*WHAT NEEDS TO BE DONE:* Of the lines in the entries below, state how many hold the word "patchSize". Say nothing else.

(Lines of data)
┄┄┄┄┄┄┄┄┄┄┄┄┄┄┄┄┄┄┄┄
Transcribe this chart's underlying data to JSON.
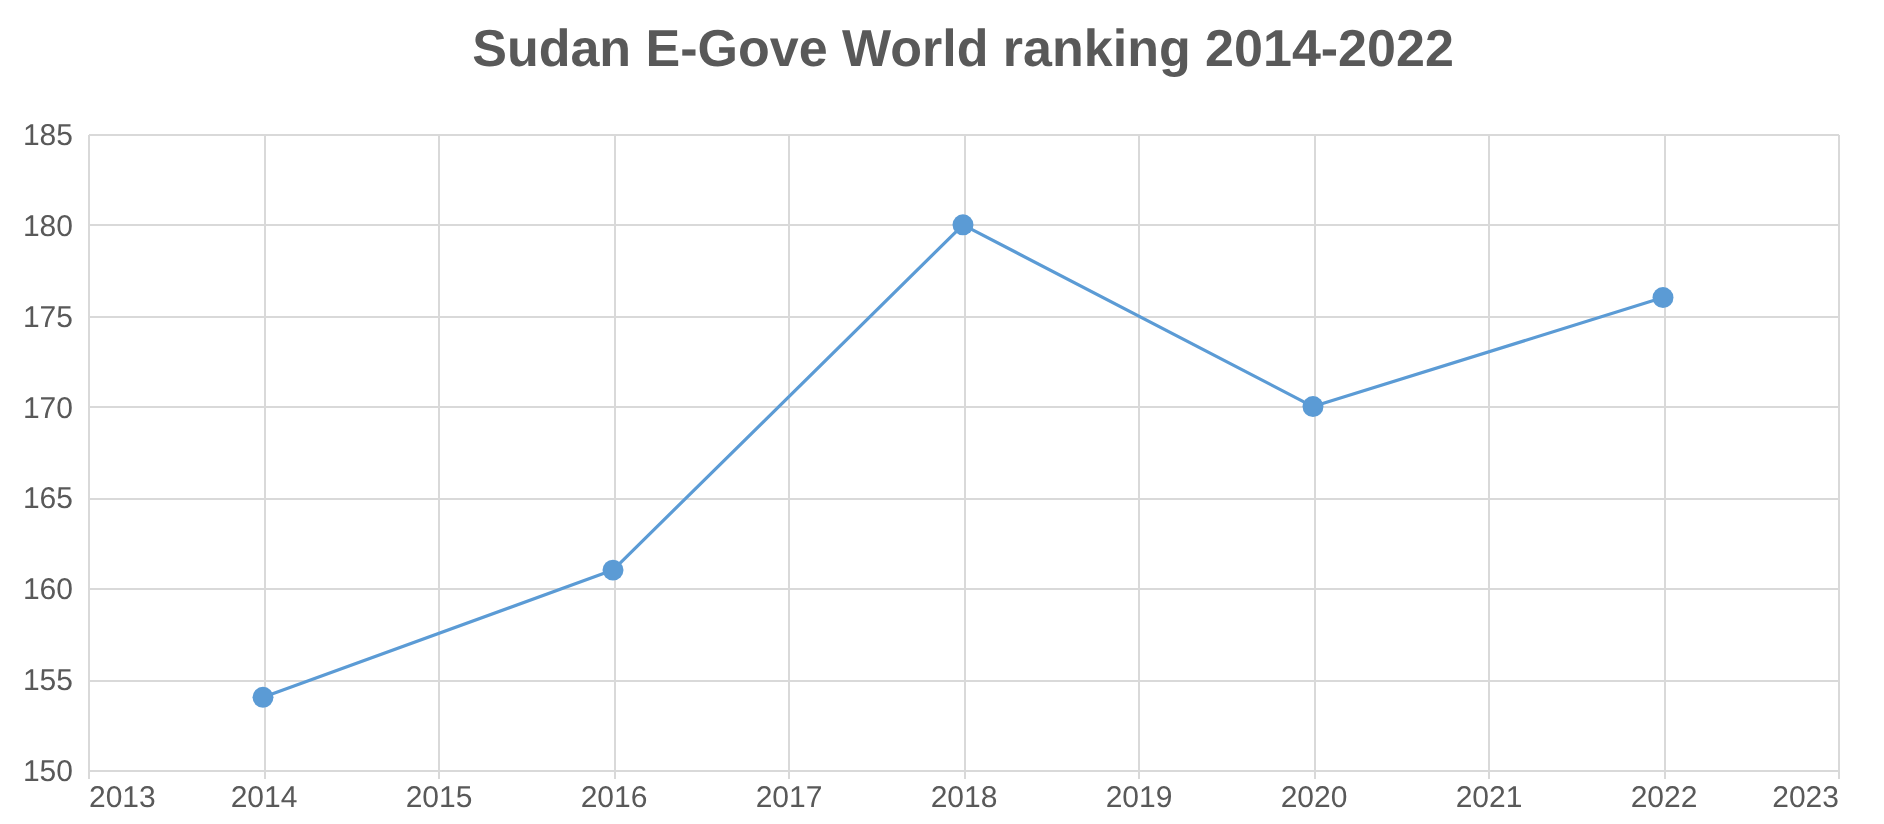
{
  "chart_data": {
    "type": "line",
    "title": "Sudan E-Gove World ranking 2014-2022",
    "x": [
      2014,
      2016,
      2018,
      2020,
      2022
    ],
    "series": [
      {
        "color": "#5b9bd5",
        "values": [
          154,
          161,
          180,
          170,
          176
        ]
      }
    ],
    "xlim": [
      2013,
      2023
    ],
    "xticks": [
      2013,
      2014,
      2015,
      2016,
      2017,
      2018,
      2019,
      2020,
      2021,
      2022,
      2023
    ],
    "ylim": [
      150,
      185
    ],
    "yticks": [
      150,
      155,
      160,
      165,
      170,
      175,
      180,
      185
    ],
    "grid": true,
    "marker": "circle",
    "line_style": "solid"
  }
}
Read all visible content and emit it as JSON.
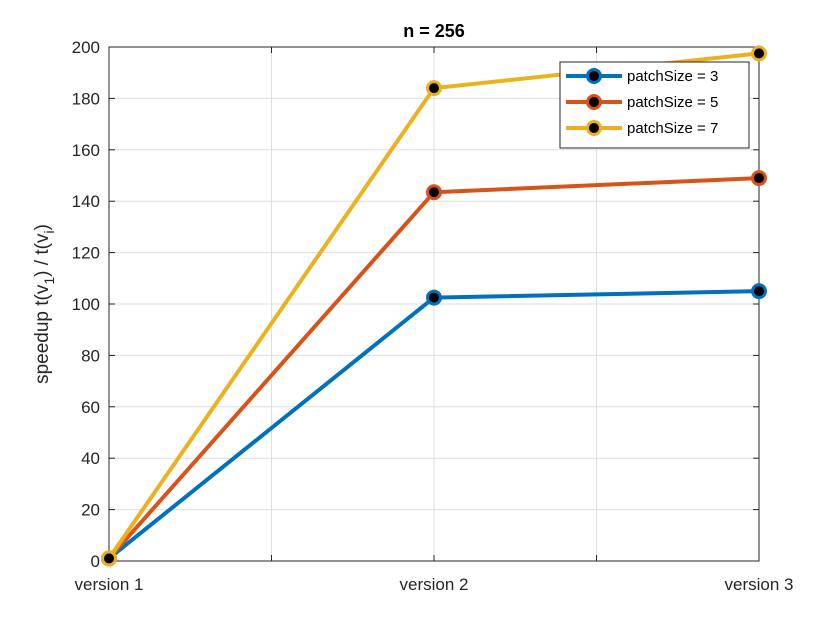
{
  "chart_data": {
    "type": "line",
    "title": "n = 256",
    "ylabel_parts": {
      "pre": "speedup t(v",
      "sub1": "1",
      "mid": ") / t(v",
      "sub2": "i",
      "post": ")"
    },
    "categories": [
      "version 1",
      "version 2",
      "version 3"
    ],
    "ylim": [
      0,
      200
    ],
    "yticks": [
      0,
      20,
      40,
      60,
      80,
      100,
      120,
      140,
      160,
      180,
      200
    ],
    "grid": true,
    "legend_position": "top-right",
    "series": [
      {
        "name": "patchSize = 3",
        "color": "#0072BD",
        "values": [
          1,
          102.5,
          105
        ]
      },
      {
        "name": "patchSize = 5",
        "color": "#D95319",
        "values": [
          1,
          143.5,
          149
        ]
      },
      {
        "name": "patchSize = 7",
        "color": "#EDB120",
        "values": [
          1,
          184,
          197.5
        ]
      }
    ]
  }
}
┄┄┄┄┄┄┄┄┄┄┄┄┄┄┄┄┄┄┄┄
*TASK RESULT:* 3